** Aim **
Your answer should be one number: how many lines of the records hold the string "GARDENS".

** Dataset listings of figures **
□ □ □ □ □

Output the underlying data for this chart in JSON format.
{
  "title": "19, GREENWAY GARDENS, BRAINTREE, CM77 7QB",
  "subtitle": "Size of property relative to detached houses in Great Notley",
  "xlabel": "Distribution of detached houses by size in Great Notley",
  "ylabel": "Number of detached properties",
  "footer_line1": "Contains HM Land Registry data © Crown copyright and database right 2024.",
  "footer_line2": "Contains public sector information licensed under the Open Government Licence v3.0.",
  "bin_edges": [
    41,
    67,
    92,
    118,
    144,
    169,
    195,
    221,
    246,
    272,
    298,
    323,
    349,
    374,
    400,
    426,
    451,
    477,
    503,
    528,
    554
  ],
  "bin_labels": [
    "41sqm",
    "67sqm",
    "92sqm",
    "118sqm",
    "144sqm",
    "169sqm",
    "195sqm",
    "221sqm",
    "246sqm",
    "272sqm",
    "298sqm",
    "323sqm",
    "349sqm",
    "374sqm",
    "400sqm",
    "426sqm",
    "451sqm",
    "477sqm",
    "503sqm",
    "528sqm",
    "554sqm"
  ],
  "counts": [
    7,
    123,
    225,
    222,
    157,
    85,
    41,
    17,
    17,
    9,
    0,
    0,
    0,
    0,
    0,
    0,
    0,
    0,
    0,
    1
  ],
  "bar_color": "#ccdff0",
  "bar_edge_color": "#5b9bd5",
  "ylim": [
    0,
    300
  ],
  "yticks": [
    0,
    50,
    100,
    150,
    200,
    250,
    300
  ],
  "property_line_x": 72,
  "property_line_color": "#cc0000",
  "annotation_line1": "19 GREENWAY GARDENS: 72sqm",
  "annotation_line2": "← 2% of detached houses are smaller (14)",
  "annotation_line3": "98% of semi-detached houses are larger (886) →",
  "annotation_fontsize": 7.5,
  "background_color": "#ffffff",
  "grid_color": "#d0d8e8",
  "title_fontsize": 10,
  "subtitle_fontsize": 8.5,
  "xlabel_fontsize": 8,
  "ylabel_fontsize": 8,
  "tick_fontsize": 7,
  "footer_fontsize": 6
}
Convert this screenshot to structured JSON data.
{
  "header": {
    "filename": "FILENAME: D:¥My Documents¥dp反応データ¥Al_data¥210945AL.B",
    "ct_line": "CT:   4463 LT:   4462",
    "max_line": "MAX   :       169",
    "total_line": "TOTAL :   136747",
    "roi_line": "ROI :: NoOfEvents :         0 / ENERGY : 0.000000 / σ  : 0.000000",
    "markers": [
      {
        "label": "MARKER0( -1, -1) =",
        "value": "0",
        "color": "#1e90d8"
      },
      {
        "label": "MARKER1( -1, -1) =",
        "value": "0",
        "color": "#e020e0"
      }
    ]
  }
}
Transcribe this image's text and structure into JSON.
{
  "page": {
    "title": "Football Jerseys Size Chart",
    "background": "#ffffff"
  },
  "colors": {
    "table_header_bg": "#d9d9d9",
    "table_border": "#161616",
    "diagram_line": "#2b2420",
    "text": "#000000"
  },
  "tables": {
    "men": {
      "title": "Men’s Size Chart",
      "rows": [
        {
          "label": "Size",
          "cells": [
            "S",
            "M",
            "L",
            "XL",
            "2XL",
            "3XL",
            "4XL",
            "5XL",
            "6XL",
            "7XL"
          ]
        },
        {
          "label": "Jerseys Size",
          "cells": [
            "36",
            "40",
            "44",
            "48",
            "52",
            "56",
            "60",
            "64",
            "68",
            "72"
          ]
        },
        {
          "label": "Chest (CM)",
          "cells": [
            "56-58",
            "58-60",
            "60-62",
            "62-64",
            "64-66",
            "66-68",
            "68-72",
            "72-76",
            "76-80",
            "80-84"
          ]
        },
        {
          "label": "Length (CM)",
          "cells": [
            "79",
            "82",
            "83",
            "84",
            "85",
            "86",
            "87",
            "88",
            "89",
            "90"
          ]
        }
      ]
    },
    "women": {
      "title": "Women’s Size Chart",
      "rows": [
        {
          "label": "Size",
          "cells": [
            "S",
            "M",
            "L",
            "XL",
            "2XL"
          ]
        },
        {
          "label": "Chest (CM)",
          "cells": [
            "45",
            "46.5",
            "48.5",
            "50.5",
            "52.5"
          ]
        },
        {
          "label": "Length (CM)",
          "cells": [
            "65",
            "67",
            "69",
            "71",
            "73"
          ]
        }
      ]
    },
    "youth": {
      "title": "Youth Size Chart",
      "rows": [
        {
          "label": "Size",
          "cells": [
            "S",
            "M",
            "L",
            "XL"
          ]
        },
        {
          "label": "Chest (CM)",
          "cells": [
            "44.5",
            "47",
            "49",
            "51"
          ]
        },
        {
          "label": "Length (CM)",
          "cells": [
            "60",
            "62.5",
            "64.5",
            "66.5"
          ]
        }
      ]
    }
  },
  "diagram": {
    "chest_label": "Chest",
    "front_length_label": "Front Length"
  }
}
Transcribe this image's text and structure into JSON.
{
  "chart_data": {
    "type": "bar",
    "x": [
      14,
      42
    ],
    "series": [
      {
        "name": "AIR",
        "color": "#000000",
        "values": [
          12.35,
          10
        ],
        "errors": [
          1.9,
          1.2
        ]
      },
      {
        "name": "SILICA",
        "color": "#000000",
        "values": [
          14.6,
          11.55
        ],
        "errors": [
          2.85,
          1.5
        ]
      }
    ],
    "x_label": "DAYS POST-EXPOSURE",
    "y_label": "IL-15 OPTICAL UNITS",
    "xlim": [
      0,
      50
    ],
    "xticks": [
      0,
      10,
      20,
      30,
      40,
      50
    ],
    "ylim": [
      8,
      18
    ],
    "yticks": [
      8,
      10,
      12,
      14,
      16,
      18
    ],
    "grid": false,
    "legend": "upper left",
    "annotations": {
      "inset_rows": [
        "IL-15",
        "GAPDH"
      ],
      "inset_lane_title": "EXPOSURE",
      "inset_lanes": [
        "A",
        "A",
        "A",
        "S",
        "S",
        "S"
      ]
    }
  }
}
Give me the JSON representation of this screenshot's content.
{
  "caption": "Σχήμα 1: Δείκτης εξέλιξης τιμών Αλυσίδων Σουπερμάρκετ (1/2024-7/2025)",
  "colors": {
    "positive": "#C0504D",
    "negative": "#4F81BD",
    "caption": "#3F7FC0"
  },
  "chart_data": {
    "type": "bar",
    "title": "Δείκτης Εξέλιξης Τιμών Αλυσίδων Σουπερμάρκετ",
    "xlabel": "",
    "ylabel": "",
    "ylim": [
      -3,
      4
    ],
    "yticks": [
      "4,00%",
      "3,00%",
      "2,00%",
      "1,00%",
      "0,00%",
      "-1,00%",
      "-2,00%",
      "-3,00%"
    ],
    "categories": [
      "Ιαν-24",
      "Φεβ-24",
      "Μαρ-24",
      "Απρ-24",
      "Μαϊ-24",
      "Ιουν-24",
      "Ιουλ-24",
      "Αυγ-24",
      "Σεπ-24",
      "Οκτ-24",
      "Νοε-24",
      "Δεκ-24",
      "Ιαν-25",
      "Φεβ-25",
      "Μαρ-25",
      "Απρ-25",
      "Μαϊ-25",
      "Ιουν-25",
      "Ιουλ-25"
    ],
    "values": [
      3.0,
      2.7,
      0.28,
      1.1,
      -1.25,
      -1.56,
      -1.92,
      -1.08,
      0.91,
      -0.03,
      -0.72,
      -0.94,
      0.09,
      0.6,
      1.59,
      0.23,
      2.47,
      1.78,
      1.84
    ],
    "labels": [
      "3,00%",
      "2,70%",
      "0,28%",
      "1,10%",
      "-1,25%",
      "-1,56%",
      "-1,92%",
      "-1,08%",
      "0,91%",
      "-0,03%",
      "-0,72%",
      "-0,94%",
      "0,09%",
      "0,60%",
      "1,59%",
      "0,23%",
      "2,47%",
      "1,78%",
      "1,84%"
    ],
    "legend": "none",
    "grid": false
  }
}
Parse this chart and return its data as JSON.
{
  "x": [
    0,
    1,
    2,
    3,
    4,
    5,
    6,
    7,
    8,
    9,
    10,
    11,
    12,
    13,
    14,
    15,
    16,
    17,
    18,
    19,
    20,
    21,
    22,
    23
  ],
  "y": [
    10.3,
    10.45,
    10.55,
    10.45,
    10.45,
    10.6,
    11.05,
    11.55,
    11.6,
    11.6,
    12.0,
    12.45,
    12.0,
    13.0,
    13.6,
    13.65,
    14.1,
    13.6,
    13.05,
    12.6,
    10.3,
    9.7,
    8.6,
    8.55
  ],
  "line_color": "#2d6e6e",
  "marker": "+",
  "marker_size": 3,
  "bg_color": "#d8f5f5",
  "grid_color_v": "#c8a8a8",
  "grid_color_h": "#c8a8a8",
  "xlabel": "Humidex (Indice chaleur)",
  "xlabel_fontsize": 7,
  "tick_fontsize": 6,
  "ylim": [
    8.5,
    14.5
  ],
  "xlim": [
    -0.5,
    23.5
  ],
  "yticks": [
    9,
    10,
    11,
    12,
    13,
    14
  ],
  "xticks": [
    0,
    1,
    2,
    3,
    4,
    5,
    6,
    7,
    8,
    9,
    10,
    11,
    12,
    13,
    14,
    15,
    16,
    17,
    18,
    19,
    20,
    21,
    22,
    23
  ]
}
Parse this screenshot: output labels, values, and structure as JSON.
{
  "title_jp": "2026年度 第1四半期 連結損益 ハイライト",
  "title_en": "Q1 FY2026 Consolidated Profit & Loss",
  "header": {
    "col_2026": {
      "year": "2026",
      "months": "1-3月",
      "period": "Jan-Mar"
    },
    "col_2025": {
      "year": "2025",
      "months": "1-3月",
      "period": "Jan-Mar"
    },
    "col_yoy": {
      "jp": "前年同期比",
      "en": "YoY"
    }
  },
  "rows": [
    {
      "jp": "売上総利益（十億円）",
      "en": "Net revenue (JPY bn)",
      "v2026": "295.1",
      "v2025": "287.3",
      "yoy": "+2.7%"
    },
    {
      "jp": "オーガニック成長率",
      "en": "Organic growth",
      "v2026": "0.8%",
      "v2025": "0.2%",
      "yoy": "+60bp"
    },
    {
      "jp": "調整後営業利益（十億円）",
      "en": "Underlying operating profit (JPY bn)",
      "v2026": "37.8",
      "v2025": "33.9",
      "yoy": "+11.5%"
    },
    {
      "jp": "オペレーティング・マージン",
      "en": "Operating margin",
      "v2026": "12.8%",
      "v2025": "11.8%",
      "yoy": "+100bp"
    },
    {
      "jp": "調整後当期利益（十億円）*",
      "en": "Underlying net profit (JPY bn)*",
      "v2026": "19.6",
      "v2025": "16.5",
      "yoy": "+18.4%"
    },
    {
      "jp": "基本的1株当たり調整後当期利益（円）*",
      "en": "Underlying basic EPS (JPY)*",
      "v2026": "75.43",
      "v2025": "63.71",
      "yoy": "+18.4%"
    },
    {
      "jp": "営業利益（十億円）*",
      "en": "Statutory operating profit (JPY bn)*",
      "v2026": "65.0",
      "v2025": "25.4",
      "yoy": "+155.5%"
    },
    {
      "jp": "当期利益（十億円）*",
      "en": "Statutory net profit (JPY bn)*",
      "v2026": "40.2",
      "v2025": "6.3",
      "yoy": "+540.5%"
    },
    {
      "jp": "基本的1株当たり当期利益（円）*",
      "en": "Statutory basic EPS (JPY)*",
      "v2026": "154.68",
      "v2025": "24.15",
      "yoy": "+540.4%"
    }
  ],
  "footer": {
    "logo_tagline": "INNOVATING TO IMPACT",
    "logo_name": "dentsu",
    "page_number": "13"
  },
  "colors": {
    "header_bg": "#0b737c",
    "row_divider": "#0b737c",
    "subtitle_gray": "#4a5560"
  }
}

□ □ □ □ □

** Exercise response **
2